_Supplied records:_
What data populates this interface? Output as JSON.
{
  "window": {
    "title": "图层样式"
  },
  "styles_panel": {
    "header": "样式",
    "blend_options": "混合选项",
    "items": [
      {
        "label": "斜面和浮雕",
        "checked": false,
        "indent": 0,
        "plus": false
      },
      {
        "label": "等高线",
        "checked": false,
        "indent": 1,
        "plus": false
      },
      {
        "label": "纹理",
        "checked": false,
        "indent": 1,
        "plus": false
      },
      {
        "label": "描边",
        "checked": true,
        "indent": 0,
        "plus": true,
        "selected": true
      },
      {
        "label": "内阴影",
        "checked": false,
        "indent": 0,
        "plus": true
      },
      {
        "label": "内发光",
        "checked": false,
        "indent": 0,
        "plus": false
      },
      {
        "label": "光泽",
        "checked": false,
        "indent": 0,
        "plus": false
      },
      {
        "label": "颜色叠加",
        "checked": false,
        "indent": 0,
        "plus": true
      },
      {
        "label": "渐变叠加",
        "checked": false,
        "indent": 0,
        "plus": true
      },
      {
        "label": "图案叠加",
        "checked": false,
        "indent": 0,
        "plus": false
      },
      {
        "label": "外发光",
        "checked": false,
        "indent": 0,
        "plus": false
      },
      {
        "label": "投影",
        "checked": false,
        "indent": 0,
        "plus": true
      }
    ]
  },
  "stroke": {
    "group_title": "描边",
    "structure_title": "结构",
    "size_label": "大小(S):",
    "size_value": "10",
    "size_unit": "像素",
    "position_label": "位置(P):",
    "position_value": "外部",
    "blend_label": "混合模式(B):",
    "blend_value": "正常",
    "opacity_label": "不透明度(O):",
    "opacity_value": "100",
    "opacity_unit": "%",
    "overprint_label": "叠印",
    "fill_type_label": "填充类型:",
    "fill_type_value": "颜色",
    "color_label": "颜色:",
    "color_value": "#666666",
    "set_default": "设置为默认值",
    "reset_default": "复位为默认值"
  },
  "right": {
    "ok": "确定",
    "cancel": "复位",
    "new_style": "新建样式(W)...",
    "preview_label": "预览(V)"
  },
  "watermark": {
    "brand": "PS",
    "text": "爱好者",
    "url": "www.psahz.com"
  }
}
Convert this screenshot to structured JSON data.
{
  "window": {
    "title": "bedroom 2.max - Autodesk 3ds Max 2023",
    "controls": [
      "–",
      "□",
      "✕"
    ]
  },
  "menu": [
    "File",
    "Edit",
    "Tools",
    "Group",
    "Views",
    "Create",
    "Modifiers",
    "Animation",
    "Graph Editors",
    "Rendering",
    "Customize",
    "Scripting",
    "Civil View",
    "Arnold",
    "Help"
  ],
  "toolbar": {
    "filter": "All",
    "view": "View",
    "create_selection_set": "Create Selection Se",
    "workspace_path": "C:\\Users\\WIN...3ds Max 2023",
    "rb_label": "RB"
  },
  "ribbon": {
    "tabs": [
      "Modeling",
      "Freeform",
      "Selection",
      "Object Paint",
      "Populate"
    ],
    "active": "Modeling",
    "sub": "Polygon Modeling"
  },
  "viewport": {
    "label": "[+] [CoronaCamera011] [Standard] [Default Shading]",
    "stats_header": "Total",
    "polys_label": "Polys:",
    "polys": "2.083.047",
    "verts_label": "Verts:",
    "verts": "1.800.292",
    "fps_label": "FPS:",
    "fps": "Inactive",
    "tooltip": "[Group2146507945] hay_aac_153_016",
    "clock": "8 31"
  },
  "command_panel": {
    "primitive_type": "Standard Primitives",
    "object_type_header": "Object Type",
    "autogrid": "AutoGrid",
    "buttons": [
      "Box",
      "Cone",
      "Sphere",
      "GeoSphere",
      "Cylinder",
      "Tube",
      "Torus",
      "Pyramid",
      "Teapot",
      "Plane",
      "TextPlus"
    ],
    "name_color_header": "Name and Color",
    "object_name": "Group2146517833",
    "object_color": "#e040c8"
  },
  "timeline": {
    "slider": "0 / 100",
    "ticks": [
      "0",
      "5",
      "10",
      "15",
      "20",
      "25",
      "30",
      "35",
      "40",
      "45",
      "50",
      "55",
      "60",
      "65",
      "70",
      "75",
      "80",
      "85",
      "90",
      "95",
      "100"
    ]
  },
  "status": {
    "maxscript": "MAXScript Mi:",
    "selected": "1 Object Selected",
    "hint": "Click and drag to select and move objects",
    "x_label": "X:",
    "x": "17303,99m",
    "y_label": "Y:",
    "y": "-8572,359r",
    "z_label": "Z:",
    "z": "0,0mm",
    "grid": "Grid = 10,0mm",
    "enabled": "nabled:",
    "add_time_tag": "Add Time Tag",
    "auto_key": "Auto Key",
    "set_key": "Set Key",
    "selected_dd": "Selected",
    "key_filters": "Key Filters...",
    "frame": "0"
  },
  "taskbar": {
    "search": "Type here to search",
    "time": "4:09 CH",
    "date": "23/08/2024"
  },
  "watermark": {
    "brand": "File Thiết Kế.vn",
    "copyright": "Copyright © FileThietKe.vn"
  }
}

_What is expected:_
The records above should be returned exactly.

_Completed exercise:_
What data populates this interface? Output as JSON.
{
  "window": {
    "title": "图层样式"
  },
  "styles_panel": {
    "header": "样式",
    "blend_options": "混合选项",
    "items": [
      {
        "label": "斜面和浮雕",
        "checked": false,
        "indent": 0,
        "plus": false
      },
      {
        "label": "等高线",
        "checked": false,
        "indent": 1,
        "plus": false
      },
      {
        "label": "纹理",
        "checked": false,
        "indent": 1,
        "plus": false
      },
      {
        "label": "描边",
        "checked": true,
        "indent": 0,
        "plus": true,
        "selected": true
      },
      {
        "label": "内阴影",
        "checked": false,
        "indent": 0,
        "plus": true
      },
      {
        "label": "内发光",
        "checked": false,
        "indent": 0,
        "plus": false
      },
      {
        "label": "光泽",
        "checked": false,
        "indent": 0,
        "plus": false
      },
      {
        "label": "颜色叠加",
        "checked": false,
        "indent": 0,
        "plus": true
      },
      {
        "label": "渐变叠加",
        "checked": false,
        "indent": 0,
        "plus": true
      },
      {
        "label": "图案叠加",
        "checked": false,
        "indent": 0,
        "plus": false
      },
      {
        "label": "外发光",
        "checked": false,
        "indent": 0,
        "plus": false
      },
      {
        "label": "投影",
        "checked": false,
        "indent": 0,
        "plus": true
      }
    ]
  },
  "stroke": {
    "group_title": "描边",
    "structure_title": "结构",
    "size_label": "大小(S):",
    "size_value": "10",
    "size_unit": "像素",
    "position_label": "位置(P):",
    "position_value": "外部",
    "blend_label": "混合模式(B):",
    "blend_value": "正常",
    "opacity_label": "不透明度(O):",
    "opacity_value": "100",
    "opacity_unit": "%",
    "overprint_label": "叠印",
    "fill_type_label": "填充类型:",
    "fill_type_value": "颜色",
    "color_label": "颜色:",
    "color_value": "#666666",
    "set_default": "设置为默认值",
    "reset_default": "复位为默认值"
  },
  "right": {
    "ok": "确定",
    "cancel": "复位",
    "new_style": "新建样式(W)...",
    "preview_label": "预览(V)"
  },
  "watermark": {
    "brand": "PS",
    "text": "爱好者",
    "url": "www.psahz.com"
  }
}
Convert this screenshot to structured JSON data.
{
  "window": {
    "title": "bedroom 2.max - Autodesk 3ds Max 2023",
    "controls": [
      "–",
      "□",
      "✕"
    ]
  },
  "menu": [
    "File",
    "Edit",
    "Tools",
    "Group",
    "Views",
    "Create",
    "Modifiers",
    "Animation",
    "Graph Editors",
    "Rendering",
    "Customize",
    "Scripting",
    "Civil View",
    "Arnold",
    "Help"
  ],
  "toolbar": {
    "filter": "All",
    "view": "View",
    "create_selection_set": "Create Selection Se",
    "workspace_path": "C:\\Users\\WIN...3ds Max 2023",
    "rb_label": "RB"
  },
  "ribbon": {
    "tabs": [
      "Modeling",
      "Freeform",
      "Selection",
      "Object Paint",
      "Populate"
    ],
    "active": "Modeling",
    "sub": "Polygon Modeling"
  },
  "viewport": {
    "label": "[+] [CoronaCamera011] [Standard] [Default Shading]",
    "stats_header": "Total",
    "polys_label": "Polys:",
    "polys": "2.083.047",
    "verts_label": "Verts:",
    "verts": "1.800.292",
    "fps_label": "FPS:",
    "fps": "Inactive",
    "tooltip": "[Group2146507945] hay_aac_153_016",
    "clock": "8 31"
  },
  "command_panel": {
    "primitive_type": "Standard Primitives",
    "object_type_header": "Object Type",
    "autogrid": "AutoGrid",
    "buttons": [
      "Box",
      "Cone",
      "Sphere",
      "GeoSphere",
      "Cylinder",
      "Tube",
      "Torus",
      "Pyramid",
      "Teapot",
      "Plane",
      "TextPlus"
    ],
    "name_color_header": "Name and Color",
    "object_name": "Group2146517833",
    "object_color": "#e040c8"
  },
  "timeline": {
    "slider": "0 / 100",
    "ticks": [
      "0",
      "5",
      "10",
      "15",
      "20",
      "25",
      "30",
      "35",
      "40",
      "45",
      "50",
      "55",
      "60",
      "65",
      "70",
      "75",
      "80",
      "85",
      "90",
      "95",
      "100"
    ]
  },
  "status": {
    "maxscript": "MAXScript Mi:",
    "selected": "1 Object Selected",
    "hint": "Click and drag to select and move objects",
    "x_label": "X:",
    "x": "17303,99m",
    "y_label": "Y:",
    "y": "-8572,359r",
    "z_label": "Z:",
    "z": "0,0mm",
    "grid": "Grid = 10,0mm",
    "enabled": "nabled:",
    "add_time_tag": "Add Time Tag",
    "auto_key": "Auto Key",
    "set_key": "Set Key",
    "selected_dd": "Selected",
    "key_filters": "Key Filters...",
    "frame": "0"
  },
  "taskbar": {
    "search": "Type here to search",
    "time": "4:09 CH",
    "date": "23/08/2024"
  },
  "watermark": {
    "brand": "File Thiết Kế.vn",
    "copyright": "Copyright © FileThietKe.vn"
  }
}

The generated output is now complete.